_SET PROBLEM_: Make an exact copy of the records, with the pictures left out.

_RECORD EXTRACTS_:

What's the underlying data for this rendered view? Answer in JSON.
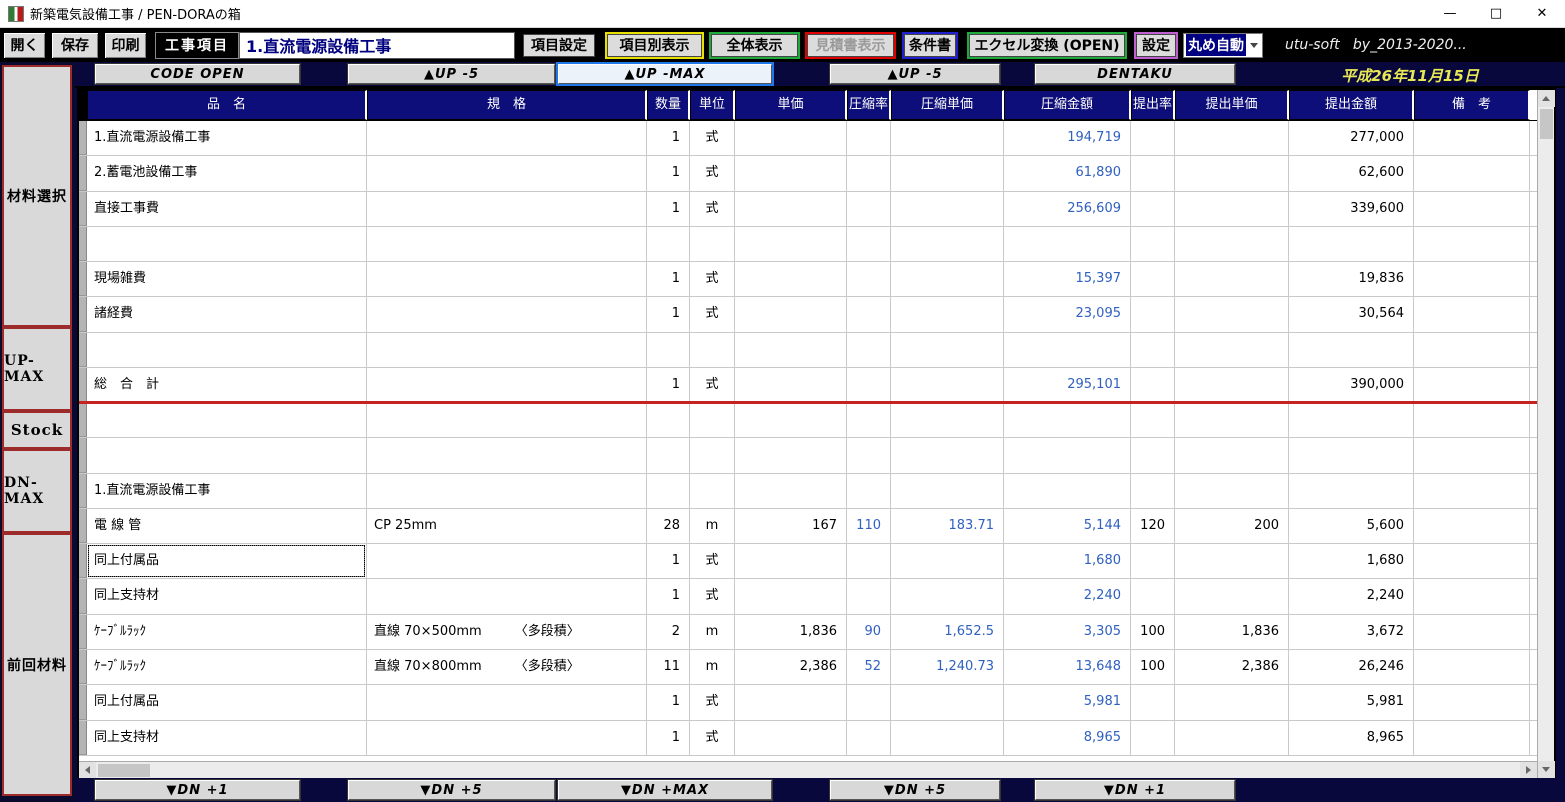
{
  "titlebar": {
    "title": "新築電気設備工事 / PEN-DORAの箱",
    "minimize_icon": "—",
    "maximize_icon": "□",
    "close_icon": "✕"
  },
  "toolbar": {
    "open": "開く",
    "save": "保存",
    "print": "印刷",
    "project_label": "工事項目",
    "project_value": "1.直流電源設備工事",
    "item_settings": "項目設定",
    "by_item_view": "項目別表示",
    "whole_view": "全体表示",
    "quote_view": "見積書表示",
    "conditions": "条件書",
    "excel_convert": "エクセル変換 (OPEN)",
    "settings": "設定",
    "rounding_value": "丸め自動",
    "credit": "utu-soft   by_2013-2020..."
  },
  "sidebar": {
    "material_select": "材料選択",
    "up_max": "UP-MAX",
    "stock": "Stock",
    "dn_max": "DN-MAX",
    "prev_material": "前回材料"
  },
  "nav_top": {
    "code_open": "CODE  OPEN",
    "up5_left": "▲UP -5",
    "up_max": "▲UP -MAX",
    "up5_right": "▲UP -5",
    "dentaku": "DENTAKU",
    "date": "平成26年11月15日"
  },
  "nav_bottom": {
    "dn1_left": "▼DN +1",
    "dn5_left": "▼DN +5",
    "dn_max": "▼DN +MAX",
    "dn5_right": "▼DN +5",
    "dn1_right": "▼DN +1"
  },
  "table": {
    "headers": [
      "品　名",
      "規　格",
      "数量",
      "単位",
      "単価",
      "圧縮率",
      "圧縮単価",
      "圧縮金額",
      "提出率",
      "提出単価",
      "提出金額",
      "備　考"
    ],
    "selected_row": 12,
    "divider_after_row": 7,
    "rows": [
      [
        "1.直流電源設備工事",
        "",
        "1",
        "式",
        "",
        "",
        "",
        "194,719",
        "",
        "",
        "277,000",
        ""
      ],
      [
        "2.蓄電池設備工事",
        "",
        "1",
        "式",
        "",
        "",
        "",
        "61,890",
        "",
        "",
        "62,600",
        ""
      ],
      [
        "直接工事費",
        "",
        "1",
        "式",
        "",
        "",
        "",
        "256,609",
        "",
        "",
        "339,600",
        ""
      ],
      [
        "",
        "",
        "",
        "",
        "",
        "",
        "",
        "",
        "",
        "",
        "",
        ""
      ],
      [
        "現場雑費",
        "",
        "1",
        "式",
        "",
        "",
        "",
        "15,397",
        "",
        "",
        "19,836",
        ""
      ],
      [
        "諸経費",
        "",
        "1",
        "式",
        "",
        "",
        "",
        "23,095",
        "",
        "",
        "30,564",
        ""
      ],
      [
        "",
        "",
        "",
        "",
        "",
        "",
        "",
        "",
        "",
        "",
        "",
        ""
      ],
      [
        "総　合　計",
        "",
        "1",
        "式",
        "",
        "",
        "",
        "295,101",
        "",
        "",
        "390,000",
        ""
      ],
      [
        "",
        "",
        "",
        "",
        "",
        "",
        "",
        "",
        "",
        "",
        "",
        ""
      ],
      [
        "",
        "",
        "",
        "",
        "",
        "",
        "",
        "",
        "",
        "",
        "",
        ""
      ],
      [
        "1.直流電源設備工事",
        "",
        "",
        "",
        "",
        "",
        "",
        "",
        "",
        "",
        "",
        ""
      ],
      [
        "電 線 管",
        "CP 25mm",
        "28",
        "m",
        "167",
        "110",
        "183.71",
        "5,144",
        "120",
        "200",
        "5,600",
        ""
      ],
      [
        "同上付属品",
        "",
        "1",
        "式",
        "",
        "",
        "",
        "1,680",
        "",
        "",
        "1,680",
        ""
      ],
      [
        "同上支持材",
        "",
        "1",
        "式",
        "",
        "",
        "",
        "2,240",
        "",
        "",
        "2,240",
        ""
      ],
      [
        "ｹｰﾌﾞﾙﾗｯｸ",
        "直線 70×500mm        〈多段積〉",
        "2",
        "m",
        "1,836",
        "90",
        "1,652.5",
        "3,305",
        "100",
        "1,836",
        "3,672",
        ""
      ],
      [
        "ｹｰﾌﾞﾙﾗｯｸ",
        "直線 70×800mm        〈多段積〉",
        "11",
        "m",
        "2,386",
        "52",
        "1,240.73",
        "13,648",
        "100",
        "2,386",
        "26,246",
        ""
      ],
      [
        "同上付属品",
        "",
        "1",
        "式",
        "",
        "",
        "",
        "5,981",
        "",
        "",
        "5,981",
        ""
      ],
      [
        "同上支持材",
        "",
        "1",
        "式",
        "",
        "",
        "",
        "8,965",
        "",
        "",
        "8,965",
        ""
      ]
    ]
  },
  "colors": {
    "header_navy": "#0e0e7a",
    "number_blue": "#3060c0",
    "divider_red": "#c52222",
    "date_yellow": "#e8e855"
  }
}
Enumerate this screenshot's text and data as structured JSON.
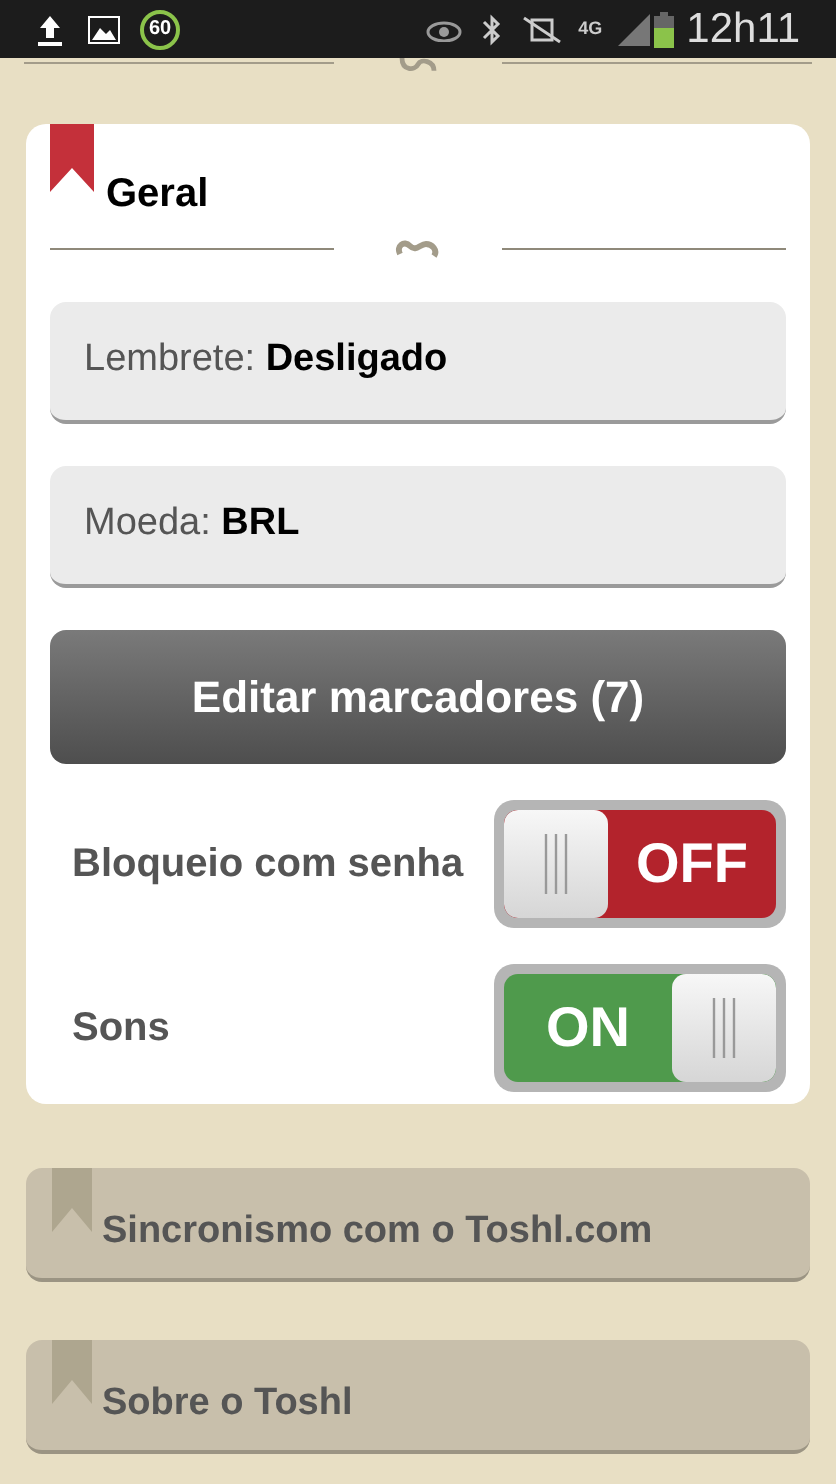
{
  "status_bar": {
    "badge": "60",
    "network": "4G",
    "time": "12h11"
  },
  "card": {
    "title": "Geral",
    "bookmarked": true
  },
  "fields": [
    {
      "label": "Lembrete:",
      "value": "Desligado"
    },
    {
      "label": "Moeda:",
      "value": "BRL"
    }
  ],
  "edit_button": "Editar marcadores (7)",
  "toggles": [
    {
      "label": "Bloqueio com senha",
      "on": false,
      "state_label": "OFF"
    },
    {
      "label": "Sons",
      "on": true,
      "state_label": "ON"
    }
  ],
  "sections": [
    {
      "title": "Sincronismo com o Toshl.com"
    },
    {
      "title": "Sobre o Toshl"
    }
  ]
}
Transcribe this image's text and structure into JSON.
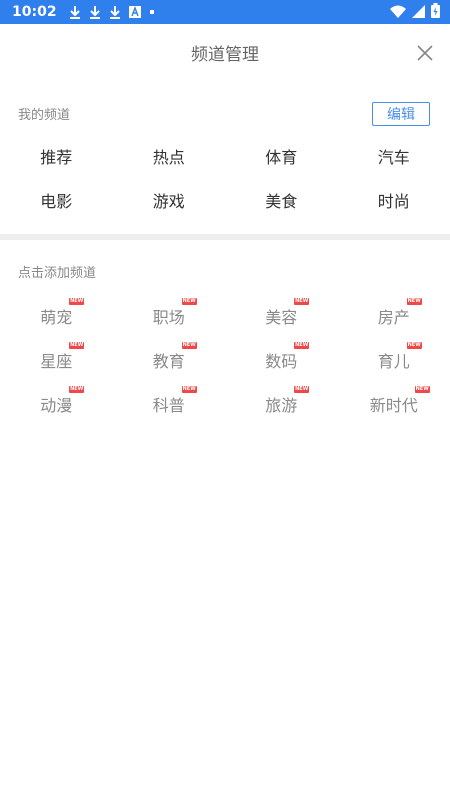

_REPLY TO THE EXERCISE_:
What's the underlying data for this rendered view? Answer in JSON.
{
  "titlebar": {
    "title": "新築電気設備工事 / PEN-DORAの箱",
    "minimize_icon": "—",
    "maximize_icon": "□",
    "close_icon": "✕"
  },
  "toolbar": {
    "open": "開く",
    "save": "保存",
    "print": "印刷",
    "project_label": "工事項目",
    "project_value": "1.直流電源設備工事",
    "item_settings": "項目設定",
    "by_item_view": "項目別表示",
    "whole_view": "全体表示",
    "quote_view": "見積書表示",
    "conditions": "条件書",
    "excel_convert": "エクセル変換 (OPEN)",
    "settings": "設定",
    "rounding_value": "丸め自動",
    "credit": "utu-soft   by_2013-2020..."
  },
  "sidebar": {
    "material_select": "材料選択",
    "up_max": "UP-MAX",
    "stock": "Stock",
    "dn_max": "DN-MAX",
    "prev_material": "前回材料"
  },
  "nav_top": {
    "code_open": "CODE  OPEN",
    "up5_left": "▲UP -5",
    "up_max": "▲UP -MAX",
    "up5_right": "▲UP -5",
    "dentaku": "DENTAKU",
    "date": "平成26年11月15日"
  },
  "nav_bottom": {
    "dn1_left": "▼DN +1",
    "dn5_left": "▼DN +5",
    "dn_max": "▼DN +MAX",
    "dn5_right": "▼DN +5",
    "dn1_right": "▼DN +1"
  },
  "table": {
    "headers": [
      "品　名",
      "規　格",
      "数量",
      "単位",
      "単価",
      "圧縮率",
      "圧縮単価",
      "圧縮金額",
      "提出率",
      "提出単価",
      "提出金額",
      "備　考"
    ],
    "selected_row": 12,
    "divider_after_row": 7,
    "rows": [
      [
        "1.直流電源設備工事",
        "",
        "1",
        "式",
        "",
        "",
        "",
        "194,719",
        "",
        "",
        "277,000",
        ""
      ],
      [
        "2.蓄電池設備工事",
        "",
        "1",
        "式",
        "",
        "",
        "",
        "61,890",
        "",
        "",
        "62,600",
        ""
      ],
      [
        "直接工事費",
        "",
        "1",
        "式",
        "",
        "",
        "",
        "256,609",
        "",
        "",
        "339,600",
        ""
      ],
      [
        "",
        "",
        "",
        "",
        "",
        "",
        "",
        "",
        "",
        "",
        "",
        ""
      ],
      [
        "現場雑費",
        "",
        "1",
        "式",
        "",
        "",
        "",
        "15,397",
        "",
        "",
        "19,836",
        ""
      ],
      [
        "諸経費",
        "",
        "1",
        "式",
        "",
        "",
        "",
        "23,095",
        "",
        "",
        "30,564",
        ""
      ],
      [
        "",
        "",
        "",
        "",
        "",
        "",
        "",
        "",
        "",
        "",
        "",
        ""
      ],
      [
        "総　合　計",
        "",
        "1",
        "式",
        "",
        "",
        "",
        "295,101",
        "",
        "",
        "390,000",
        ""
      ],
      [
        "",
        "",
        "",
        "",
        "",
        "",
        "",
        "",
        "",
        "",
        "",
        ""
      ],
      [
        "",
        "",
        "",
        "",
        "",
        "",
        "",
        "",
        "",
        "",
        "",
        ""
      ],
      [
        "1.直流電源設備工事",
        "",
        "",
        "",
        "",
        "",
        "",
        "",
        "",
        "",
        "",
        ""
      ],
      [
        "電 線 管",
        "CP 25mm",
        "28",
        "m",
        "167",
        "110",
        "183.71",
        "5,144",
        "120",
        "200",
        "5,600",
        ""
      ],
      [
        "同上付属品",
        "",
        "1",
        "式",
        "",
        "",
        "",
        "1,680",
        "",
        "",
        "1,680",
        ""
      ],
      [
        "同上支持材",
        "",
        "1",
        "式",
        "",
        "",
        "",
        "2,240",
        "",
        "",
        "2,240",
        ""
      ],
      [
        "ｹｰﾌﾞﾙﾗｯｸ",
        "直線 70×500mm        〈多段積〉",
        "2",
        "m",
        "1,836",
        "90",
        "1,652.5",
        "3,305",
        "100",
        "1,836",
        "3,672",
        ""
      ],
      [
        "ｹｰﾌﾞﾙﾗｯｸ",
        "直線 70×800mm        〈多段積〉",
        "11",
        "m",
        "2,386",
        "52",
        "1,240.73",
        "13,648",
        "100",
        "2,386",
        "26,246",
        ""
      ],
      [
        "同上付属品",
        "",
        "1",
        "式",
        "",
        "",
        "",
        "5,981",
        "",
        "",
        "5,981",
        ""
      ],
      [
        "同上支持材",
        "",
        "1",
        "式",
        "",
        "",
        "",
        "8,965",
        "",
        "",
        "8,965",
        ""
      ]
    ]
  },
  "colors": {
    "header_navy": "#0e0e7a",
    "number_blue": "#3060c0",
    "divider_red": "#c52222",
    "date_yellow": "#e8e855"
  }
}
Enumerate this screenshot's text and data as structured JSON.
{
  "status_bar": {
    "badge": "60",
    "network": "4G",
    "time": "12h11"
  },
  "card": {
    "title": "Geral",
    "bookmarked": true
  },
  "fields": [
    {
      "label": "Lembrete:",
      "value": "Desligado"
    },
    {
      "label": "Moeda:",
      "value": "BRL"
    }
  ],
  "edit_button": "Editar marcadores (7)",
  "toggles": [
    {
      "label": "Bloqueio com senha",
      "on": false,
      "state_label": "OFF"
    },
    {
      "label": "Sons",
      "on": true,
      "state_label": "ON"
    }
  ],
  "sections": [
    {
      "title": "Sincronismo com o Toshl.com"
    },
    {
      "title": "Sobre o Toshl"
    }
  ]
}
Transcribe this image's text and structure into JSON.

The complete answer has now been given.